#### [SET PROBLEM]
Return the lines of the listing below word for word, starting at the line containing "Patent image size: (892, 449)." and ending at the line containing "The output port 307 is at (784, 350).", both included, and nothing else.

· · · · ·

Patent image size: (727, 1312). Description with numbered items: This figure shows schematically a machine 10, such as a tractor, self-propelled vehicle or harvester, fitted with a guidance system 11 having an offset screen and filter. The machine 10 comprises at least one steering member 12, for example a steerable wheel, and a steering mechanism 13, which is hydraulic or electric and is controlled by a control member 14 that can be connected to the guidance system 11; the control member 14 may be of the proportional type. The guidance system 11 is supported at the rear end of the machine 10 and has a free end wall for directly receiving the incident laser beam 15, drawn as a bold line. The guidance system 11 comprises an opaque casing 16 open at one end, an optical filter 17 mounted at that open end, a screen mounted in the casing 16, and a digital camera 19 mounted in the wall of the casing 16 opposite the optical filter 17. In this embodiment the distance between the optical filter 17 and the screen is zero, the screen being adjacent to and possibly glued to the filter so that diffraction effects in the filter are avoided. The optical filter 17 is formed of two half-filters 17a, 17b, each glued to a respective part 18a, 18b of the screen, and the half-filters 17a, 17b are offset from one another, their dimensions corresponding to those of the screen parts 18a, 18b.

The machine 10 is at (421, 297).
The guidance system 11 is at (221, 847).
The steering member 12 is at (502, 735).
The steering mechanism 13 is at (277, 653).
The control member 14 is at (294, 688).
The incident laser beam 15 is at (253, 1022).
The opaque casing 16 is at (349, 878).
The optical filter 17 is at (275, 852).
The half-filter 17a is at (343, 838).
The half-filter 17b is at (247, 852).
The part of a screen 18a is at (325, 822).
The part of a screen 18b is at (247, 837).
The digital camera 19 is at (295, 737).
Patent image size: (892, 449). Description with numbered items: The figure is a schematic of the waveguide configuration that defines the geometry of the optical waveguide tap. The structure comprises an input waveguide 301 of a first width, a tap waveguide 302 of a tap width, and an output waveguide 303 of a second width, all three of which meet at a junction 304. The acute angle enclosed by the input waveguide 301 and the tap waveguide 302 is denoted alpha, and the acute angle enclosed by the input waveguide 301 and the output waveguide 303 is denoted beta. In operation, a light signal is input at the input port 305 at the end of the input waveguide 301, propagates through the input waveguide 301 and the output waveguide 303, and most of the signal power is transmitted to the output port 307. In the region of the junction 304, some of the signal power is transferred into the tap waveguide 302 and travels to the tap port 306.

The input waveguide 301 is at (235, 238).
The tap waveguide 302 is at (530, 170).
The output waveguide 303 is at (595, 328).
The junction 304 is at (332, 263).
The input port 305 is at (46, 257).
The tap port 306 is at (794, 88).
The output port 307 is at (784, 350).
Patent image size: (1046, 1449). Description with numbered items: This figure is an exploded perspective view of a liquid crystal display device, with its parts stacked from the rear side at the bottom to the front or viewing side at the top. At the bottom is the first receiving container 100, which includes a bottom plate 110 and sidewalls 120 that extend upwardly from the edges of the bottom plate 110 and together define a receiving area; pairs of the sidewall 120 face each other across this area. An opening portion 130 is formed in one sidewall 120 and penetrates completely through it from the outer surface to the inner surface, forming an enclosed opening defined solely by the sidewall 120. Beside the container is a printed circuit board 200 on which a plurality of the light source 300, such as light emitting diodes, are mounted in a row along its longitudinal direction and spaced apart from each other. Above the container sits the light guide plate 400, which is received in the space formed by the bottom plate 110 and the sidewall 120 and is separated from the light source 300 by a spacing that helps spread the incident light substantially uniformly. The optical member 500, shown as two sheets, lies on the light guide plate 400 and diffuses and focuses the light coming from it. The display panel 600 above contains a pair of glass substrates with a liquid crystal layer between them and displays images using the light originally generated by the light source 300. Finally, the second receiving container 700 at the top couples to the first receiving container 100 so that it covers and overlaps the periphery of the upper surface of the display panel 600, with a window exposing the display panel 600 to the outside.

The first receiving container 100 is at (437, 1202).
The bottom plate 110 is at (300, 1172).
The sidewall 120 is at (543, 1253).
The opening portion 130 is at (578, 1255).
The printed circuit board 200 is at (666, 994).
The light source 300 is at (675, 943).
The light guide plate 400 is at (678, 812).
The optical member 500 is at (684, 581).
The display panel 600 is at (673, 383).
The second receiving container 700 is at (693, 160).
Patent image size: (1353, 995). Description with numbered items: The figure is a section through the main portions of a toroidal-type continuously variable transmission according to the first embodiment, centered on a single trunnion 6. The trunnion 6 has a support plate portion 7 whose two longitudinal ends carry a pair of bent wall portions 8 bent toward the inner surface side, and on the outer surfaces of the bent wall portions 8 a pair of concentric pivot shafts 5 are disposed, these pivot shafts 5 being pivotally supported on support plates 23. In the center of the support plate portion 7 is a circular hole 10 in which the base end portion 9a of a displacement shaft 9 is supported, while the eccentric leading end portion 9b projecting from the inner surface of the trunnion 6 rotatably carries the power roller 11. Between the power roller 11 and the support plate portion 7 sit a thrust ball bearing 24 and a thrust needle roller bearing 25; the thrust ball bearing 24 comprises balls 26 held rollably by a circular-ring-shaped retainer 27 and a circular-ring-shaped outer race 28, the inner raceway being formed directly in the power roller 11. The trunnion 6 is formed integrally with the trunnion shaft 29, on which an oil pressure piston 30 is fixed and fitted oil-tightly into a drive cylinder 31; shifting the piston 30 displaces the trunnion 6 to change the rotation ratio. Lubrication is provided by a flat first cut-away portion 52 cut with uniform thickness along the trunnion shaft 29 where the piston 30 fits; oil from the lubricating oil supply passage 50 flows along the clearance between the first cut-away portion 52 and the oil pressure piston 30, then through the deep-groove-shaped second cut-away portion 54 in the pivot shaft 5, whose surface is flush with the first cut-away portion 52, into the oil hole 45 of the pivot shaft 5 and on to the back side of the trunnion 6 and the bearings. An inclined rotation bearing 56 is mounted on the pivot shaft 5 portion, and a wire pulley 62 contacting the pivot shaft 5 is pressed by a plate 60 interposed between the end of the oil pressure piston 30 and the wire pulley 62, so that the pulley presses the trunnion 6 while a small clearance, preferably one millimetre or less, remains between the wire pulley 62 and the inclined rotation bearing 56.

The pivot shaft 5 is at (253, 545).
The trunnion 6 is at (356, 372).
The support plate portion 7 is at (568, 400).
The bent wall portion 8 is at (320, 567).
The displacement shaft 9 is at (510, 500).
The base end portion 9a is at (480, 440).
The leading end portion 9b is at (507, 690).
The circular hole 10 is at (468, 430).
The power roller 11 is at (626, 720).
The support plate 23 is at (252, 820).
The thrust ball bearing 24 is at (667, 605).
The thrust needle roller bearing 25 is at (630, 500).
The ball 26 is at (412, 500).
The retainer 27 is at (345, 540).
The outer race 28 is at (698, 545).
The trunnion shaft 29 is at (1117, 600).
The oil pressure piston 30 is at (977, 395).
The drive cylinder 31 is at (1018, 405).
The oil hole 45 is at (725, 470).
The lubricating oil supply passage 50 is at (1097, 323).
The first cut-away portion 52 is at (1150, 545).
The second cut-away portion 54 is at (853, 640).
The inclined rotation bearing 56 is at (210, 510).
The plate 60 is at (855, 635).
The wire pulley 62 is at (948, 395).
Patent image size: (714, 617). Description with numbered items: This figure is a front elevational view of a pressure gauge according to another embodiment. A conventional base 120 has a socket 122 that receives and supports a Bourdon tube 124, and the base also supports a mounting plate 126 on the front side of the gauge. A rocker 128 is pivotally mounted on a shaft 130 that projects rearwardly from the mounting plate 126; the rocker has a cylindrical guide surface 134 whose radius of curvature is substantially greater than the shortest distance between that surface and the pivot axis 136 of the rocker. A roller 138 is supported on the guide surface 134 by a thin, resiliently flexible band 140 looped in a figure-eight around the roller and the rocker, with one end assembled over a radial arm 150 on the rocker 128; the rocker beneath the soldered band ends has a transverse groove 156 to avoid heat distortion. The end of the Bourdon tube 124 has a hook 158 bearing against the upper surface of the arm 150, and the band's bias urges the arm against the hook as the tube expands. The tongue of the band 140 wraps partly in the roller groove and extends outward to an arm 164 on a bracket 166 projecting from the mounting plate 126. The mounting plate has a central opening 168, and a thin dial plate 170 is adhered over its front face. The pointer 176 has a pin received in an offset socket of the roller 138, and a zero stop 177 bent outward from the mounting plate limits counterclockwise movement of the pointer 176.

· · · · ·

#### [REPLY]
Patent image size: (892, 449). Description with numbered items: The figure is a schematic of the waveguide configuration that defines the geometry of the optical waveguide tap. The structure comprises an input waveguide 301 of a first width, a tap waveguide 302 of a tap width, and an output waveguide 303 of a second width, all three of which meet at a junction 304. The acute angle enclosed by the input waveguide 301 and the tap waveguide 302 is denoted alpha, and the acute angle enclosed by the input waveguide 301 and the output waveguide 303 is denoted beta. In operation, a light signal is input at the input port 305 at the end of the input waveguide 301, propagates through the input waveguide 301 and the output waveguide 303, and most of the signal power is transmitted to the output port 307. In the region of the junction 304, some of the signal power is transferred into the tap waveguide 302 and travels to the tap port 306.

The input waveguide 301 is at (235, 238).
The tap waveguide 302 is at (530, 170).
The output waveguide 303 is at (595, 328).
The junction 304 is at (332, 263).
The input port 305 is at (46, 257).
The tap port 306 is at (794, 88).
The output port 307 is at (784, 350).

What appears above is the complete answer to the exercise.